- Your objective
Every record should be written out exactly, please.

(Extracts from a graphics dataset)
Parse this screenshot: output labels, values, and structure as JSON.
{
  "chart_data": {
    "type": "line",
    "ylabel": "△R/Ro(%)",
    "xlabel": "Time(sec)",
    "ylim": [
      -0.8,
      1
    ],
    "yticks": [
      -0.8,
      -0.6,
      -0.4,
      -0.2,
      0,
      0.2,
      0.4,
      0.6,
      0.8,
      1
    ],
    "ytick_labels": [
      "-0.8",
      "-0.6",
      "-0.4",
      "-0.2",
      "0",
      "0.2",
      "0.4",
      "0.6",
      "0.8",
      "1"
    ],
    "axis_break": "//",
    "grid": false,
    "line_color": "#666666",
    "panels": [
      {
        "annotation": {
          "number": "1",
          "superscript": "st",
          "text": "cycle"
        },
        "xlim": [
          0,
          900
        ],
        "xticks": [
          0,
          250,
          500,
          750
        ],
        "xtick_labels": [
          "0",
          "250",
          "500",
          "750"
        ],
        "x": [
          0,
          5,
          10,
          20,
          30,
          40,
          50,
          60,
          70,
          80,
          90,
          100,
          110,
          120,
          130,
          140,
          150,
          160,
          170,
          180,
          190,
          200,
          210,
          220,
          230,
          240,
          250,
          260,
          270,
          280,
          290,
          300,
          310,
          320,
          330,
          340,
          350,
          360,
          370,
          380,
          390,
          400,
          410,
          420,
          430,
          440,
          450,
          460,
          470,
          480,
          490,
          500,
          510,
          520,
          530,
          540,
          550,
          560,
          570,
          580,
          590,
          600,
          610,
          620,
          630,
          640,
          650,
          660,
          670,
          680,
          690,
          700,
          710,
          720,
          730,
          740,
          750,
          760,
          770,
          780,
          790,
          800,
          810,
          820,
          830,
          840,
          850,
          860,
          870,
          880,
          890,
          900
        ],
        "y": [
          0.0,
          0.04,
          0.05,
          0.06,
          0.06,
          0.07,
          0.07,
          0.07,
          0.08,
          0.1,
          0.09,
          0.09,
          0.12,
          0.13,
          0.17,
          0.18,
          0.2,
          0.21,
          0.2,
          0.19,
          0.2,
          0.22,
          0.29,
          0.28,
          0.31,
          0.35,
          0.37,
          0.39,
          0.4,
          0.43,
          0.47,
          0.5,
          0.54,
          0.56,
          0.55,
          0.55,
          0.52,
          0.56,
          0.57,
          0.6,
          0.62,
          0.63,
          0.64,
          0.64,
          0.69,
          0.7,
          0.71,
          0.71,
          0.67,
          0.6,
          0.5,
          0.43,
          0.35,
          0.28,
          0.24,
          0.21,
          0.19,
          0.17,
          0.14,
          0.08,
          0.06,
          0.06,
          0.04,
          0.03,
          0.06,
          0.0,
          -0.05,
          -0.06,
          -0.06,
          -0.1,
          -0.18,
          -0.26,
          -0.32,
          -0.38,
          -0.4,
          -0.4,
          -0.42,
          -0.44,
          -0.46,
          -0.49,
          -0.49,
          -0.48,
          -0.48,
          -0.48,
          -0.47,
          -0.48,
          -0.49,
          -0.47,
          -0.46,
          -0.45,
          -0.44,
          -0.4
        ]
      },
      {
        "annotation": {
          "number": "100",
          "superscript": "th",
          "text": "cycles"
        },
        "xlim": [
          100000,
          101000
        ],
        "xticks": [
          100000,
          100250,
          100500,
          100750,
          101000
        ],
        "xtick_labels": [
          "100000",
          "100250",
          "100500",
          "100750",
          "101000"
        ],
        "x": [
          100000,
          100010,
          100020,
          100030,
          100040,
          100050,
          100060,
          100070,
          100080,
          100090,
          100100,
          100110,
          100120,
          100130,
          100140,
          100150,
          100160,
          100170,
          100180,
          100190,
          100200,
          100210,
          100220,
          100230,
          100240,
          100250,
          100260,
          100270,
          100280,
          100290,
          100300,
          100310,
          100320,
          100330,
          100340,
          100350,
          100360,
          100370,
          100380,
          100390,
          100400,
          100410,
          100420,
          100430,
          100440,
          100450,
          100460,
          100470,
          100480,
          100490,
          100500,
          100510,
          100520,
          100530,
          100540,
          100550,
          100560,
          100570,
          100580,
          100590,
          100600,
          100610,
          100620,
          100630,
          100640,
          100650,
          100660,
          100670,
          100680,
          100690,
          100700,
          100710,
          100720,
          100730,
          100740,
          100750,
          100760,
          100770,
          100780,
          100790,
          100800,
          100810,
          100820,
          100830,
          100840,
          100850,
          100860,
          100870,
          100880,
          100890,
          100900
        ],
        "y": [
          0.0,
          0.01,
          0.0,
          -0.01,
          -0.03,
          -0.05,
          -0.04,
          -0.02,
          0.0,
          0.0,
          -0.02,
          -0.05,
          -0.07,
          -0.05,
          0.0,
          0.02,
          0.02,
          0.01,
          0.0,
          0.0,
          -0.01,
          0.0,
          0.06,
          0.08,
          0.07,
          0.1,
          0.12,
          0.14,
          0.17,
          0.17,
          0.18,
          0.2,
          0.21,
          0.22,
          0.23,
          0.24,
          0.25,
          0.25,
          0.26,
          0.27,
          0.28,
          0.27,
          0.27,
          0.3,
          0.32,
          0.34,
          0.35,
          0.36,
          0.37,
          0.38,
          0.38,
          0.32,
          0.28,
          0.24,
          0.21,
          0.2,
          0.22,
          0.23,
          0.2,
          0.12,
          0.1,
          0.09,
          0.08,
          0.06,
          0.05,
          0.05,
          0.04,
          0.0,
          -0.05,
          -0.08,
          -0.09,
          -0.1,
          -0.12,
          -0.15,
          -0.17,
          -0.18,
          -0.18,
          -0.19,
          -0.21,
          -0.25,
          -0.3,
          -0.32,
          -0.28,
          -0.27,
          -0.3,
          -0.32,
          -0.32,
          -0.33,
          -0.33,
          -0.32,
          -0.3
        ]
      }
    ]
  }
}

- Solved exercise
Parse this screenshot: output labels, values, and structure as JSON.
{
  "chart_data": {
    "type": "line",
    "ylabel": "△R/Ro(%)",
    "xlabel": "Time(sec)",
    "ylim": [
      -0.8,
      1
    ],
    "yticks": [
      -0.8,
      -0.6,
      -0.4,
      -0.2,
      0,
      0.2,
      0.4,
      0.6,
      0.8,
      1
    ],
    "ytick_labels": [
      "-0.8",
      "-0.6",
      "-0.4",
      "-0.2",
      "0",
      "0.2",
      "0.4",
      "0.6",
      "0.8",
      "1"
    ],
    "axis_break": "//",
    "grid": false,
    "line_color": "#666666",
    "panels": [
      {
        "annotation": {
          "number": "1",
          "superscript": "st",
          "text": "cycle"
        },
        "xlim": [
          0,
          900
        ],
        "xticks": [
          0,
          250,
          500,
          750
        ],
        "xtick_labels": [
          "0",
          "250",
          "500",
          "750"
        ],
        "x": [
          0,
          5,
          10,
          20,
          30,
          40,
          50,
          60,
          70,
          80,
          90,
          100,
          110,
          120,
          130,
          140,
          150,
          160,
          170,
          180,
          190,
          200,
          210,
          220,
          230,
          240,
          250,
          260,
          270,
          280,
          290,
          300,
          310,
          320,
          330,
          340,
          350,
          360,
          370,
          380,
          390,
          400,
          410,
          420,
          430,
          440,
          450,
          460,
          470,
          480,
          490,
          500,
          510,
          520,
          530,
          540,
          550,
          560,
          570,
          580,
          590,
          600,
          610,
          620,
          630,
          640,
          650,
          660,
          670,
          680,
          690,
          700,
          710,
          720,
          730,
          740,
          750,
          760,
          770,
          780,
          790,
          800,
          810,
          820,
          830,
          840,
          850,
          860,
          870,
          880,
          890,
          900
        ],
        "y": [
          0.0,
          0.04,
          0.05,
          0.06,
          0.06,
          0.07,
          0.07,
          0.07,
          0.08,
          0.1,
          0.09,
          0.09,
          0.12,
          0.13,
          0.17,
          0.18,
          0.2,
          0.21,
          0.2,
          0.19,
          0.2,
          0.22,
          0.29,
          0.28,
          0.31,
          0.35,
          0.37,
          0.39,
          0.4,
          0.43,
          0.47,
          0.5,
          0.54,
          0.56,
          0.55,
          0.55,
          0.52,
          0.56,
          0.57,
          0.6,
          0.62,
          0.63,
          0.64,
          0.64,
          0.69,
          0.7,
          0.71,
          0.71,
          0.67,
          0.6,
          0.5,
          0.43,
          0.35,
          0.28,
          0.24,
          0.21,
          0.19,
          0.17,
          0.14,
          0.08,
          0.06,
          0.06,
          0.04,
          0.03,
          0.06,
          0.0,
          -0.05,
          -0.06,
          -0.06,
          -0.1,
          -0.18,
          -0.26,
          -0.32,
          -0.38,
          -0.4,
          -0.4,
          -0.42,
          -0.44,
          -0.46,
          -0.49,
          -0.49,
          -0.48,
          -0.48,
          -0.48,
          -0.47,
          -0.48,
          -0.49,
          -0.47,
          -0.46,
          -0.45,
          -0.44,
          -0.4
        ]
      },
      {
        "annotation": {
          "number": "100",
          "superscript": "th",
          "text": "cycles"
        },
        "xlim": [
          100000,
          101000
        ],
        "xticks": [
          100000,
          100250,
          100500,
          100750,
          101000
        ],
        "xtick_labels": [
          "100000",
          "100250",
          "100500",
          "100750",
          "101000"
        ],
        "x": [
          100000,
          100010,
          100020,
          100030,
          100040,
          100050,
          100060,
          100070,
          100080,
          100090,
          100100,
          100110,
          100120,
          100130,
          100140,
          100150,
          100160,
          100170,
          100180,
          100190,
          100200,
          100210,
          100220,
          100230,
          100240,
          100250,
          100260,
          100270,
          100280,
          100290,
          100300,
          100310,
          100320,
          100330,
          100340,
          100350,
          100360,
          100370,
          100380,
          100390,
          100400,
          100410,
          100420,
          100430,
          100440,
          100450,
          100460,
          100470,
          100480,
          100490,
          100500,
          100510,
          100520,
          100530,
          100540,
          100550,
          100560,
          100570,
          100580,
          100590,
          100600,
          100610,
          100620,
          100630,
          100640,
          100650,
          100660,
          100670,
          100680,
          100690,
          100700,
          100710,
          100720,
          100730,
          100740,
          100750,
          100760,
          100770,
          100780,
          100790,
          100800,
          100810,
          100820,
          100830,
          100840,
          100850,
          100860,
          100870,
          100880,
          100890,
          100900
        ],
        "y": [
          0.0,
          0.01,
          0.0,
          -0.01,
          -0.03,
          -0.05,
          -0.04,
          -0.02,
          0.0,
          0.0,
          -0.02,
          -0.05,
          -0.07,
          -0.05,
          0.0,
          0.02,
          0.02,
          0.01,
          0.0,
          0.0,
          -0.01,
          0.0,
          0.06,
          0.08,
          0.07,
          0.1,
          0.12,
          0.14,
          0.17,
          0.17,
          0.18,
          0.2,
          0.21,
          0.22,
          0.23,
          0.24,
          0.25,
          0.25,
          0.26,
          0.27,
          0.28,
          0.27,
          0.27,
          0.3,
          0.32,
          0.34,
          0.35,
          0.36,
          0.37,
          0.38,
          0.38,
          0.32,
          0.28,
          0.24,
          0.21,
          0.2,
          0.22,
          0.23,
          0.2,
          0.12,
          0.1,
          0.09,
          0.08,
          0.06,
          0.05,
          0.05,
          0.04,
          0.0,
          -0.05,
          -0.08,
          -0.09,
          -0.1,
          -0.12,
          -0.15,
          -0.17,
          -0.18,
          -0.18,
          -0.19,
          -0.21,
          -0.25,
          -0.3,
          -0.32,
          -0.28,
          -0.27,
          -0.3,
          -0.32,
          -0.32,
          -0.33,
          -0.33,
          -0.32,
          -0.3
        ]
      }
    ]
  }
}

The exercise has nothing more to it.